Records from a data collection:
========================
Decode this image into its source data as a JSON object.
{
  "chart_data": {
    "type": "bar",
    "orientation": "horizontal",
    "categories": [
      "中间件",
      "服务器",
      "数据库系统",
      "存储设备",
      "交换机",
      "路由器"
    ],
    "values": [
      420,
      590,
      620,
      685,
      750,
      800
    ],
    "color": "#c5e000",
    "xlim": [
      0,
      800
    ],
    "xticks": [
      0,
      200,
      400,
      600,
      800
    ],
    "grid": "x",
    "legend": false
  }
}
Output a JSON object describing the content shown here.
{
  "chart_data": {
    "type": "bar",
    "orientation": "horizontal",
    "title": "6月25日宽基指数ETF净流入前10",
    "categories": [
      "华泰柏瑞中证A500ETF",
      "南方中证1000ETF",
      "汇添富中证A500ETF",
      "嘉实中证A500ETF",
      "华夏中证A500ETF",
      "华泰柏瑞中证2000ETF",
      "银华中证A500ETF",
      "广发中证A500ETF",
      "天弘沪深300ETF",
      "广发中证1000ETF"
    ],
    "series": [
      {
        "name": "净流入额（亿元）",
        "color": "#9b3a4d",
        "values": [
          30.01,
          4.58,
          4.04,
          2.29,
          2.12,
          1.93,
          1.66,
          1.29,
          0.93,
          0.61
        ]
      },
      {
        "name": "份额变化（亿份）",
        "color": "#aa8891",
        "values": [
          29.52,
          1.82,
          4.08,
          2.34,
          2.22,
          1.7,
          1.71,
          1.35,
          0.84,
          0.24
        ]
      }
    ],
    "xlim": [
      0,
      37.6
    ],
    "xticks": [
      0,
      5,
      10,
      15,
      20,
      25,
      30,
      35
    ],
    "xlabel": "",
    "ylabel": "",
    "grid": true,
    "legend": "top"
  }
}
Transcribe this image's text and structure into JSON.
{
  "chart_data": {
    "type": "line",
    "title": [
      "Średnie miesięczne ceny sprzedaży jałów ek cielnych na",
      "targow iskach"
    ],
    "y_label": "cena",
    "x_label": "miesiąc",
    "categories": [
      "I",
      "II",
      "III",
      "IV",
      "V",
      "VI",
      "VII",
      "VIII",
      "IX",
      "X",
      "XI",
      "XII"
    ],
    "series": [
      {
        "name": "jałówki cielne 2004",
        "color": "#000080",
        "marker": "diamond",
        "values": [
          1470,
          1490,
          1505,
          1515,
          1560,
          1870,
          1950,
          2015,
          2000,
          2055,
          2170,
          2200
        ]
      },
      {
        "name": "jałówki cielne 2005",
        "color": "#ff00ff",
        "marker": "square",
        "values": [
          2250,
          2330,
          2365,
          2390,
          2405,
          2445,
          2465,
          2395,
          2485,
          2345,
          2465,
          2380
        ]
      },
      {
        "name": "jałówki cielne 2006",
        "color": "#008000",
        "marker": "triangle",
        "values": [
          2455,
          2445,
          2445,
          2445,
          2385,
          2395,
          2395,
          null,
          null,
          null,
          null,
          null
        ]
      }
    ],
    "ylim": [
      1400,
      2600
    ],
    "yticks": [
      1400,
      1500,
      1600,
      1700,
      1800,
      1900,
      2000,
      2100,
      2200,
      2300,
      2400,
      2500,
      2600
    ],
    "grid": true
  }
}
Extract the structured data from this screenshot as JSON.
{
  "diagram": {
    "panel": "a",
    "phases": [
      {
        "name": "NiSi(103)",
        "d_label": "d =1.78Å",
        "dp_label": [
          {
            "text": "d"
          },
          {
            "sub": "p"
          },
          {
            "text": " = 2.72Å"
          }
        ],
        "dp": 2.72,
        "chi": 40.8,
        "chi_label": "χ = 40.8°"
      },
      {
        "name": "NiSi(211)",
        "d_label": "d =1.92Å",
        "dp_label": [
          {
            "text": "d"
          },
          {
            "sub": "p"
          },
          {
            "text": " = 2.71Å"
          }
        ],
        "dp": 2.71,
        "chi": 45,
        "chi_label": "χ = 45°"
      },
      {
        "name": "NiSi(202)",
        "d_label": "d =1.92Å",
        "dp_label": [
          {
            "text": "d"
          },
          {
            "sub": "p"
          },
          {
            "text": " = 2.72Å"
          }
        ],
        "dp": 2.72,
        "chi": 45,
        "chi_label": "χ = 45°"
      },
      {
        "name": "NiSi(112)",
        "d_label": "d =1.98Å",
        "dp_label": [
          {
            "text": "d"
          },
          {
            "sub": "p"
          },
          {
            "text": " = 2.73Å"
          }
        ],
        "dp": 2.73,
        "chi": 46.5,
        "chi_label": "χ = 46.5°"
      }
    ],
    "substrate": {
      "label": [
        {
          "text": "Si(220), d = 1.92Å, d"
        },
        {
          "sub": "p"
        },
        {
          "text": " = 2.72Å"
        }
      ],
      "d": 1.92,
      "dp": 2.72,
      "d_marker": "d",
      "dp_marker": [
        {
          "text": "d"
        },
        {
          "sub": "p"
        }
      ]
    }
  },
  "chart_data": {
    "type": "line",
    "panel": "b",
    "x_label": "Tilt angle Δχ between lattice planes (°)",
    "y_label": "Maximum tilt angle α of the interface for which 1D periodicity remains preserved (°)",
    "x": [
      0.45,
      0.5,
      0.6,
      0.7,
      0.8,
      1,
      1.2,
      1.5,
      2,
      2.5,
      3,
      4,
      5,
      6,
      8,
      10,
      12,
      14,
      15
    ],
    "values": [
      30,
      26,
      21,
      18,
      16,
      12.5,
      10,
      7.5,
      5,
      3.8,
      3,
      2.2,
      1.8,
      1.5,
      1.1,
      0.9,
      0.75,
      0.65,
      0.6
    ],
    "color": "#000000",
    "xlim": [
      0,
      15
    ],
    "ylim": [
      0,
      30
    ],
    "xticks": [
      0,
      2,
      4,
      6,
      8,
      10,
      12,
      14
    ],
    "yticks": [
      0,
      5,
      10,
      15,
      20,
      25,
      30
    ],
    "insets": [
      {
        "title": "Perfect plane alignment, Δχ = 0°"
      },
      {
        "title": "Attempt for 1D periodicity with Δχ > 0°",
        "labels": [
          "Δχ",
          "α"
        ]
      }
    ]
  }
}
========================
_Goal_
Send back every record, precisely as written.

_Solution to the exercise_
Decode this image into its source data as a JSON object.
{
  "chart_data": {
    "type": "bar",
    "orientation": "horizontal",
    "categories": [
      "中间件",
      "服务器",
      "数据库系统",
      "存储设备",
      "交换机",
      "路由器"
    ],
    "values": [
      420,
      590,
      620,
      685,
      750,
      800
    ],
    "color": "#c5e000",
    "xlim": [
      0,
      800
    ],
    "xticks": [
      0,
      200,
      400,
      600,
      800
    ],
    "grid": "x",
    "legend": false
  }
}
Output a JSON object describing the content shown here.
{
  "chart_data": {
    "type": "bar",
    "orientation": "horizontal",
    "title": "6月25日宽基指数ETF净流入前10",
    "categories": [
      "华泰柏瑞中证A500ETF",
      "南方中证1000ETF",
      "汇添富中证A500ETF",
      "嘉实中证A500ETF",
      "华夏中证A500ETF",
      "华泰柏瑞中证2000ETF",
      "银华中证A500ETF",
      "广发中证A500ETF",
      "天弘沪深300ETF",
      "广发中证1000ETF"
    ],
    "series": [
      {
        "name": "净流入额（亿元）",
        "color": "#9b3a4d",
        "values": [
          30.01,
          4.58,
          4.04,
          2.29,
          2.12,
          1.93,
          1.66,
          1.29,
          0.93,
          0.61
        ]
      },
      {
        "name": "份额变化（亿份）",
        "color": "#aa8891",
        "values": [
          29.52,
          1.82,
          4.08,
          2.34,
          2.22,
          1.7,
          1.71,
          1.35,
          0.84,
          0.24
        ]
      }
    ],
    "xlim": [
      0,
      37.6
    ],
    "xticks": [
      0,
      5,
      10,
      15,
      20,
      25,
      30,
      35
    ],
    "xlabel": "",
    "ylabel": "",
    "grid": true,
    "legend": "top"
  }
}
Transcribe this image's text and structure into JSON.
{
  "chart_data": {
    "type": "line",
    "title": [
      "Średnie miesięczne ceny sprzedaży jałów ek cielnych na",
      "targow iskach"
    ],
    "y_label": "cena",
    "x_label": "miesiąc",
    "categories": [
      "I",
      "II",
      "III",
      "IV",
      "V",
      "VI",
      "VII",
      "VIII",
      "IX",
      "X",
      "XI",
      "XII"
    ],
    "series": [
      {
        "name": "jałówki cielne 2004",
        "color": "#000080",
        "marker": "diamond",
        "values": [
          1470,
          1490,
          1505,
          1515,
          1560,
          1870,
          1950,
          2015,
          2000,
          2055,
          2170,
          2200
        ]
      },
      {
        "name": "jałówki cielne 2005",
        "color": "#ff00ff",
        "marker": "square",
        "values": [
          2250,
          2330,
          2365,
          2390,
          2405,
          2445,
          2465,
          2395,
          2485,
          2345,
          2465,
          2380
        ]
      },
      {
        "name": "jałówki cielne 2006",
        "color": "#008000",
        "marker": "triangle",
        "values": [
          2455,
          2445,
          2445,
          2445,
          2385,
          2395,
          2395,
          null,
          null,
          null,
          null,
          null
        ]
      }
    ],
    "ylim": [
      1400,
      2600
    ],
    "yticks": [
      1400,
      1500,
      1600,
      1700,
      1800,
      1900,
      2000,
      2100,
      2200,
      2300,
      2400,
      2500,
      2600
    ],
    "grid": true
  }
}
Extract the structured data from this screenshot as JSON.
{
  "diagram": {
    "panel": "a",
    "phases": [
      {
        "name": "NiSi(103)",
        "d_label": "d =1.78Å",
        "dp_label": [
          {
            "text": "d"
          },
          {
            "sub": "p"
          },
          {
            "text": " = 2.72Å"
          }
        ],
        "dp": 2.72,
        "chi": 40.8,
        "chi_label": "χ = 40.8°"
      },
      {
        "name": "NiSi(211)",
        "d_label": "d =1.92Å",
        "dp_label": [
          {
            "text": "d"
          },
          {
            "sub": "p"
          },
          {
            "text": " = 2.71Å"
          }
        ],
        "dp": 2.71,
        "chi": 45,
        "chi_label": "χ = 45°"
      },
      {
        "name": "NiSi(202)",
        "d_label": "d =1.92Å",
        "dp_label": [
          {
            "text": "d"
          },
          {
            "sub": "p"
          },
          {
            "text": " = 2.72Å"
          }
        ],
        "dp": 2.72,
        "chi": 45,
        "chi_label": "χ = 45°"
      },
      {
        "name": "NiSi(112)",
        "d_label": "d =1.98Å",
        "dp_label": [
          {
            "text": "d"
          },
          {
            "sub": "p"
          },
          {
            "text": " = 2.73Å"
          }
        ],
        "dp": 2.73,
        "chi": 46.5,
        "chi_label": "χ = 46.5°"
      }
    ],
    "substrate": {
      "label": [
        {
          "text": "Si(220), d = 1.92Å, d"
        },
        {
          "sub": "p"
        },
        {
          "text": " = 2.72Å"
        }
      ],
      "d": 1.92,
      "dp": 2.72,
      "d_marker": "d",
      "dp_marker": [
        {
          "text": "d"
        },
        {
          "sub": "p"
        }
      ]
    }
  },
  "chart_data": {
    "type": "line",
    "panel": "b",
    "x_label": "Tilt angle Δχ between lattice planes (°)",
    "y_label": "Maximum tilt angle α of the interface for which 1D periodicity remains preserved (°)",
    "x": [
      0.45,
      0.5,
      0.6,
      0.7,
      0.8,
      1,
      1.2,
      1.5,
      2,
      2.5,
      3,
      4,
      5,
      6,
      8,
      10,
      12,
      14,
      15
    ],
    "values": [
      30,
      26,
      21,
      18,
      16,
      12.5,
      10,
      7.5,
      5,
      3.8,
      3,
      2.2,
      1.8,
      1.5,
      1.1,
      0.9,
      0.75,
      0.65,
      0.6
    ],
    "color": "#000000",
    "xlim": [
      0,
      15
    ],
    "ylim": [
      0,
      30
    ],
    "xticks": [
      0,
      2,
      4,
      6,
      8,
      10,
      12,
      14
    ],
    "yticks": [
      0,
      5,
      10,
      15,
      20,
      25,
      30
    ],
    "insets": [
      {
        "title": "Perfect plane alignment, Δχ = 0°"
      },
      {
        "title": "Attempt for 1D periodicity with Δχ > 0°",
        "labels": [
          "Δχ",
          "α"
        ]
      }
    ]
  }
}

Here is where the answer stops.